Data items:
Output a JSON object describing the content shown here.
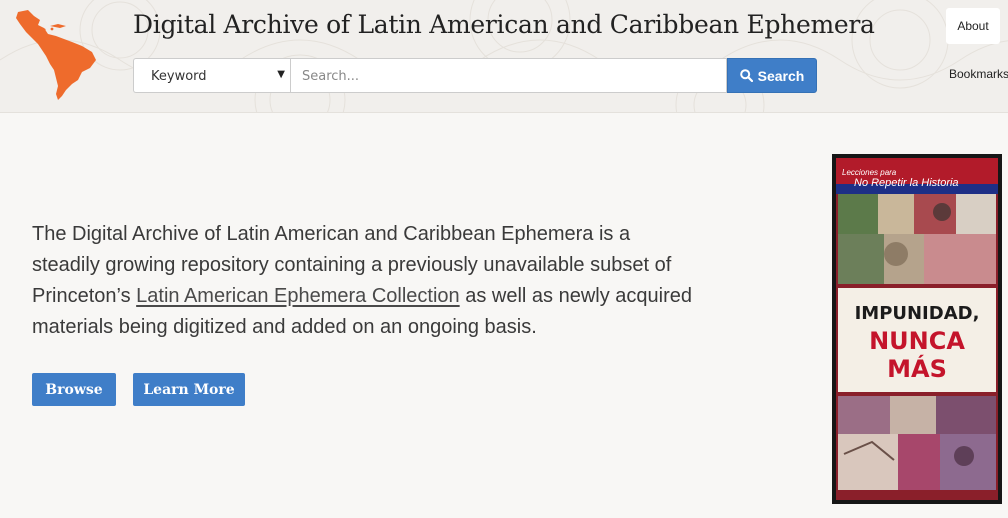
{
  "header": {
    "title": "Digital Archive of Latin American and Caribbean Ephemera",
    "search": {
      "field_selected": "Keyword",
      "placeholder": "Search...",
      "button_label": "Search"
    },
    "nav": {
      "about": "About",
      "bookmarks": "Bookmarks"
    }
  },
  "intro": {
    "text_before_link": "The Digital Archive of Latin American and Caribbean Ephemera is a steadily growing repository containing a previously unavailable subset of Princeton’s ",
    "link_text": "Latin American Ephemera Collection",
    "text_after_link": " as well as newly acquired materials being digitized and added on an ongoing basis."
  },
  "actions": {
    "browse": "Browse",
    "learn_more": "Learn More"
  },
  "poster": {
    "top_line_1": "Lecciones para",
    "top_line_2": "No Repetir la Historia",
    "headline_1": "IMPUNIDAD,",
    "headline_2": "NUNCA",
    "headline_3": "MÁS"
  },
  "colors": {
    "accent": "#3f7ec8",
    "logo": "#ee6b2c",
    "poster_red": "#c4142b"
  }
}
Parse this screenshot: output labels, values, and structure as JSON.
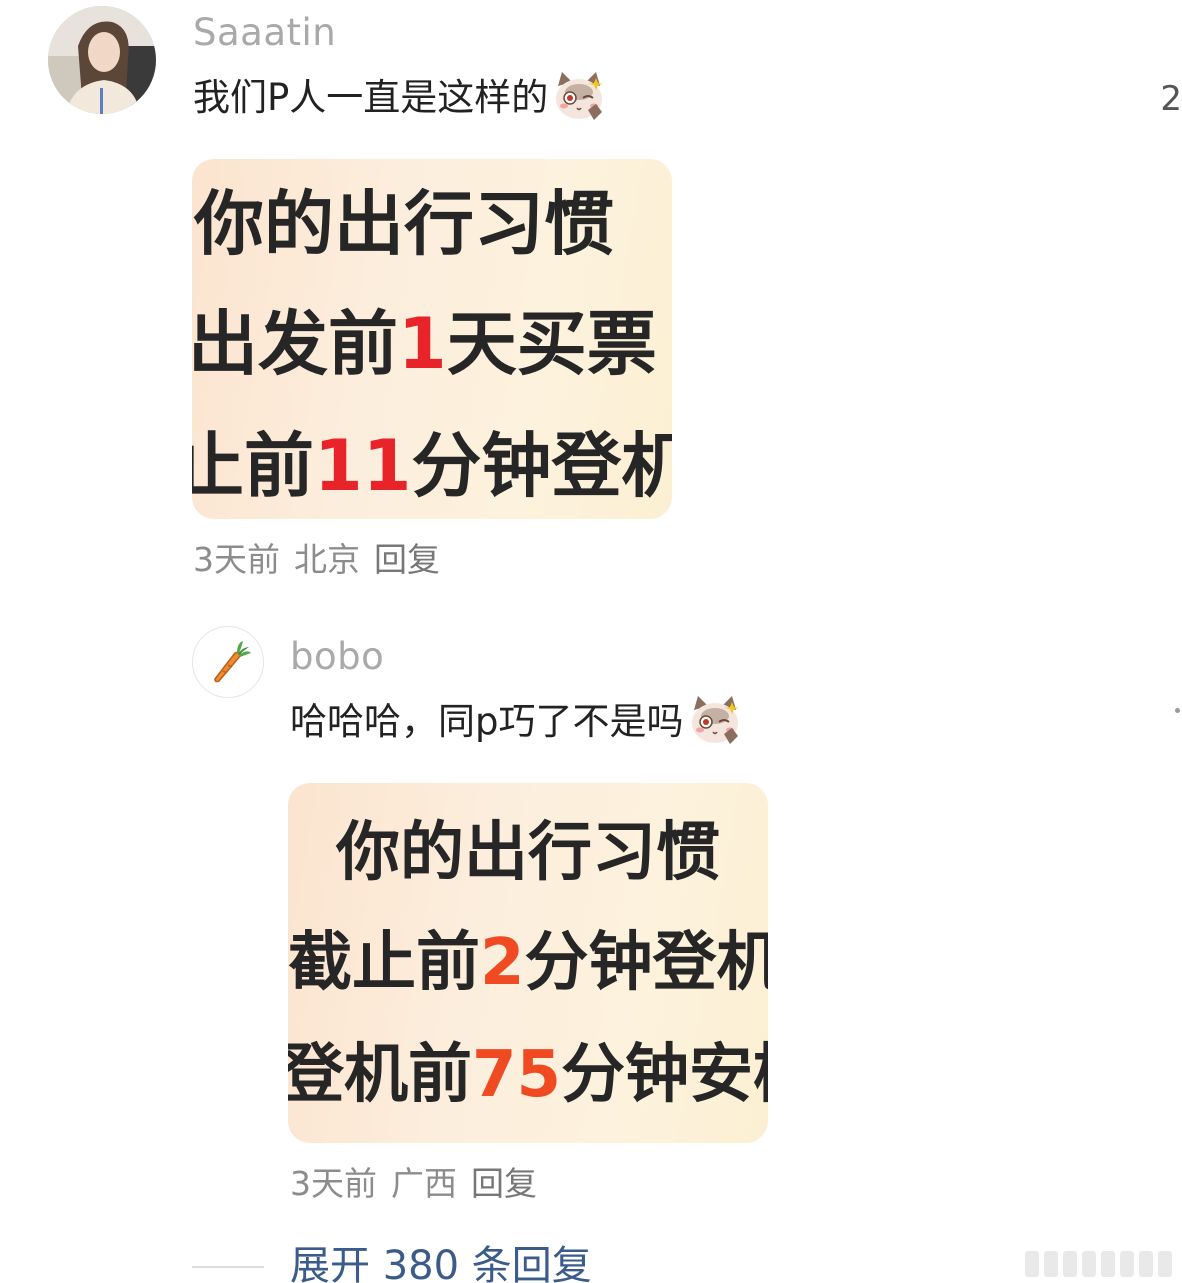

What the task requires →
The records above must be transcribed exactly. Pictures are left out of the copy.

Response to the task →
Output a JSON object describing the content shown here.
{
  "header": {
    "title": "Digital Archive of Latin American and Caribbean Ephemera",
    "search": {
      "field_selected": "Keyword",
      "placeholder": "Search...",
      "button_label": "Search"
    },
    "nav": {
      "about": "About",
      "bookmarks": "Bookmarks"
    }
  },
  "intro": {
    "text_before_link": "The Digital Archive of Latin American and Caribbean Ephemera is a steadily growing repository containing a previously unavailable subset of Princeton’s ",
    "link_text": "Latin American Ephemera Collection",
    "text_after_link": " as well as newly acquired materials being digitized and added on an ongoing basis."
  },
  "actions": {
    "browse": "Browse",
    "learn_more": "Learn More"
  },
  "poster": {
    "top_line_1": "Lecciones para",
    "top_line_2": "No Repetir la Historia",
    "headline_1": "IMPUNIDAD,",
    "headline_2": "NUNCA",
    "headline_3": "MÁS"
  },
  "colors": {
    "accent": "#3f7ec8",
    "logo": "#ee6b2c",
    "poster_red": "#c4142b"
  }
}
Parse this screenshot: output labels, values, and structure as JSON.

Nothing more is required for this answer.